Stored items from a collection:
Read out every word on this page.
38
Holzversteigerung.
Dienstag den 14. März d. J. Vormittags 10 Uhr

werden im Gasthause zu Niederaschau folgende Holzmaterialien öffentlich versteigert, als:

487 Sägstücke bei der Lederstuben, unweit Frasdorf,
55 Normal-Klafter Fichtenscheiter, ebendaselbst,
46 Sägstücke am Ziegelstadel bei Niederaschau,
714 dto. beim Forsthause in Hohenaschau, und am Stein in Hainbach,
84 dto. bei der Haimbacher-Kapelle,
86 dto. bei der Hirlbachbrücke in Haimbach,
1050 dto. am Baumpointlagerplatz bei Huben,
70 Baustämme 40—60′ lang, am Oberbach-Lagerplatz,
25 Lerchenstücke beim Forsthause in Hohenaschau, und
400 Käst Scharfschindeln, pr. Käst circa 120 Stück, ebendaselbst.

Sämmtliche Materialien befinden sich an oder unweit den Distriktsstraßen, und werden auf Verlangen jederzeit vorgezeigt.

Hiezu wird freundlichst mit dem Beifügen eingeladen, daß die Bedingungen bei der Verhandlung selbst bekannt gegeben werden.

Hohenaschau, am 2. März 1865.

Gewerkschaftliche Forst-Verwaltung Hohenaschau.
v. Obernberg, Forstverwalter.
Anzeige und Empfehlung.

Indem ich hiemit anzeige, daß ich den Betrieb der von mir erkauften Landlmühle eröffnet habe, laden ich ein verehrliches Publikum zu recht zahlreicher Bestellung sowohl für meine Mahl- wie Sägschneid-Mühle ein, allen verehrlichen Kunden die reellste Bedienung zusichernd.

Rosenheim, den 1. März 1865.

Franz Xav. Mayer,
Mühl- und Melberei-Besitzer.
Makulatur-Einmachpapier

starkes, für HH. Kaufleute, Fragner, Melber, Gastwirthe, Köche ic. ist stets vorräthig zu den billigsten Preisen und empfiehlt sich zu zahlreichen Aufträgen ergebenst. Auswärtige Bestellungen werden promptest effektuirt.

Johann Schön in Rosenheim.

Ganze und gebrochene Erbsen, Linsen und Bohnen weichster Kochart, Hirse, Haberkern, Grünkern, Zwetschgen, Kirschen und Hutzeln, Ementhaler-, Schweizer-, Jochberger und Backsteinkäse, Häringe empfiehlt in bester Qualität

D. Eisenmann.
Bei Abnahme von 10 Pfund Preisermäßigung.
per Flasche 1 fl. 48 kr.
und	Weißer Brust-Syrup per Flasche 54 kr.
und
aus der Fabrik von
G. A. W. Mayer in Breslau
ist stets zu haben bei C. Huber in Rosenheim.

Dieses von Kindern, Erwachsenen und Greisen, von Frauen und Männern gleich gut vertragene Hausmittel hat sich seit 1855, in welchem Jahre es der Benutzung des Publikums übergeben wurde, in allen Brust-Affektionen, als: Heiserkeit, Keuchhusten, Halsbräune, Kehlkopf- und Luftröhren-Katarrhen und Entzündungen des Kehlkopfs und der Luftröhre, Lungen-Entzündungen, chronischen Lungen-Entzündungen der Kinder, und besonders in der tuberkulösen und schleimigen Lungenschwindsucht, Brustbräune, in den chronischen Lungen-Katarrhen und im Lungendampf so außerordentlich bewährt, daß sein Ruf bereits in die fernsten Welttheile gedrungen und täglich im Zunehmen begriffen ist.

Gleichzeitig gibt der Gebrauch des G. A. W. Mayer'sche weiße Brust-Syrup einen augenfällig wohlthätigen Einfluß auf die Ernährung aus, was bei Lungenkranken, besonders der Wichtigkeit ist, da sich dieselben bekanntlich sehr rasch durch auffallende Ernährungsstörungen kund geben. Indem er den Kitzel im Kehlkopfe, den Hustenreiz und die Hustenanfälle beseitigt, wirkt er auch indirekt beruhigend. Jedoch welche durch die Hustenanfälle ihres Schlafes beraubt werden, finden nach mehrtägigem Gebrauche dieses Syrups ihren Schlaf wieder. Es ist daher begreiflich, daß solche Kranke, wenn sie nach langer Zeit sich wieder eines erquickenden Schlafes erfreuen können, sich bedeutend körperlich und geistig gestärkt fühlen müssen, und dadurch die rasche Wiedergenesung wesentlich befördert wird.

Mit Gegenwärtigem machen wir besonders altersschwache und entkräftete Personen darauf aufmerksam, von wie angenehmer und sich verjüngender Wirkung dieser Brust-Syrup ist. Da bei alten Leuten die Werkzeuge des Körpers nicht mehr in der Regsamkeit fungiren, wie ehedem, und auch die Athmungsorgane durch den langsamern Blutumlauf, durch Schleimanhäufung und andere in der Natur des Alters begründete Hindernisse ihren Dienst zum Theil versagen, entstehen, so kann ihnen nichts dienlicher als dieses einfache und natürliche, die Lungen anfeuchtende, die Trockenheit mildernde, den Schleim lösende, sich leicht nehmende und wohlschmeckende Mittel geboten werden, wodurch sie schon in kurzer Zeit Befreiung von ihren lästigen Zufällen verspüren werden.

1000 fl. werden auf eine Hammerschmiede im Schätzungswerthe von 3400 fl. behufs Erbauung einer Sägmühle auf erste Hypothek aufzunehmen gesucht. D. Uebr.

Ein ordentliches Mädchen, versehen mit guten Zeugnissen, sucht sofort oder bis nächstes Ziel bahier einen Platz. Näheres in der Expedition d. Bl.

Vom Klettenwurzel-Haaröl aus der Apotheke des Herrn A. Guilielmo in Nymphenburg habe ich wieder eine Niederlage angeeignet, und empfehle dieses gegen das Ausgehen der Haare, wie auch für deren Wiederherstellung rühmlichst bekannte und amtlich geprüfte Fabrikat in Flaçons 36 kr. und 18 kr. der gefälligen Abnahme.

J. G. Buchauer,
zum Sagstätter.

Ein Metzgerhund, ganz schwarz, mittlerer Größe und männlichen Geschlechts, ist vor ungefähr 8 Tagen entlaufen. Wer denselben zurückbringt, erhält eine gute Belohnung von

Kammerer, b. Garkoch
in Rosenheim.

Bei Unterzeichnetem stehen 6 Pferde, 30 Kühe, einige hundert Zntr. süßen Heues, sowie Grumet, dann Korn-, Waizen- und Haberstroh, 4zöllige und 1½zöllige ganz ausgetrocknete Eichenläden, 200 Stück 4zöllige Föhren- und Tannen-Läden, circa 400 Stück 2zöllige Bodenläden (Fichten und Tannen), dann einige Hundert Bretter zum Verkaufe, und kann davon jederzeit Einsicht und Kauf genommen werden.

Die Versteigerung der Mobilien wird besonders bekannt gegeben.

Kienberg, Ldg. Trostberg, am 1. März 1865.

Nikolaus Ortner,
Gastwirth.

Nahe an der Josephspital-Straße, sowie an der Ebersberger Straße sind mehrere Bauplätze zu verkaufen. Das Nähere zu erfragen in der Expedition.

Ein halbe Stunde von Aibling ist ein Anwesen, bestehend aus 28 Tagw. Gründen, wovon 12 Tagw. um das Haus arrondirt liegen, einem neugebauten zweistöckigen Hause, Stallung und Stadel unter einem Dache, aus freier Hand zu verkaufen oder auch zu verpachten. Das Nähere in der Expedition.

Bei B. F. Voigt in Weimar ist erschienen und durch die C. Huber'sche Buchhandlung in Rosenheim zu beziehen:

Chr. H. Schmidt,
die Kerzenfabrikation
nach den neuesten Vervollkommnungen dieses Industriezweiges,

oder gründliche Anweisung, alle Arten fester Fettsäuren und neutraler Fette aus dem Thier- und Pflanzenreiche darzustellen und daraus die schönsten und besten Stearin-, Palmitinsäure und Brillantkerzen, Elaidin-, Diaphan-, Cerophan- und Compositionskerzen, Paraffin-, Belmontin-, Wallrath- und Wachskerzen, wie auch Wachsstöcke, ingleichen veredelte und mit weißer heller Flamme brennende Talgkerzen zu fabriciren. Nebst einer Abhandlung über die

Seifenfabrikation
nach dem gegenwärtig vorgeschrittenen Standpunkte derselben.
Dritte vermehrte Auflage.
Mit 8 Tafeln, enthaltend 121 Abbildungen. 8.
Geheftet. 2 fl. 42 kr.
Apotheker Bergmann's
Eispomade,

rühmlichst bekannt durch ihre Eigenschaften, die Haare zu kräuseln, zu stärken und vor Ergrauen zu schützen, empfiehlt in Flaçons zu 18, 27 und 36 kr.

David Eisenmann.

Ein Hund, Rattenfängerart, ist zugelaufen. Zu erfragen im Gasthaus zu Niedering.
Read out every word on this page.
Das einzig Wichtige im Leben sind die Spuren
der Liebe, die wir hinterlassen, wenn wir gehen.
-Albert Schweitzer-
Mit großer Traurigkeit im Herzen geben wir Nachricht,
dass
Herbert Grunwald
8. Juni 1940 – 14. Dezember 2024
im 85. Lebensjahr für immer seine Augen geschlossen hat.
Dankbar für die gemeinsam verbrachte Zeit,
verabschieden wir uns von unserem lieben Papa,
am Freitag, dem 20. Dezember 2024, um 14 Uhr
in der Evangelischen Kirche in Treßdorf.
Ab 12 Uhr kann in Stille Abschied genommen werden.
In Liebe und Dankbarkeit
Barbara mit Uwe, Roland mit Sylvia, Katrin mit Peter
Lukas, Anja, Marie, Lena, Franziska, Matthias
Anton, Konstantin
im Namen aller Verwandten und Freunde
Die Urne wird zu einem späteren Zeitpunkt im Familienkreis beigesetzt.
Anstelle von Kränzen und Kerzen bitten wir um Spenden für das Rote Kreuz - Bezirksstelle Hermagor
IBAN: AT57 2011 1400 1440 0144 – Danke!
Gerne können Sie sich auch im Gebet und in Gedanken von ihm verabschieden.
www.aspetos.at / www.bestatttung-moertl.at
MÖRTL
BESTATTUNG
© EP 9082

→ **Work required**: Filter the records above and copy every line that contains the word "März".

→ **Result for this task**:
Dienstag den 14. März d. J. Vormittags 10 Uhr
Hohenaschau, am 2. März 1865.
Rosenheim, den 1. März 1865.
Kienberg, Ldg. Trostberg, am 1. März 1865.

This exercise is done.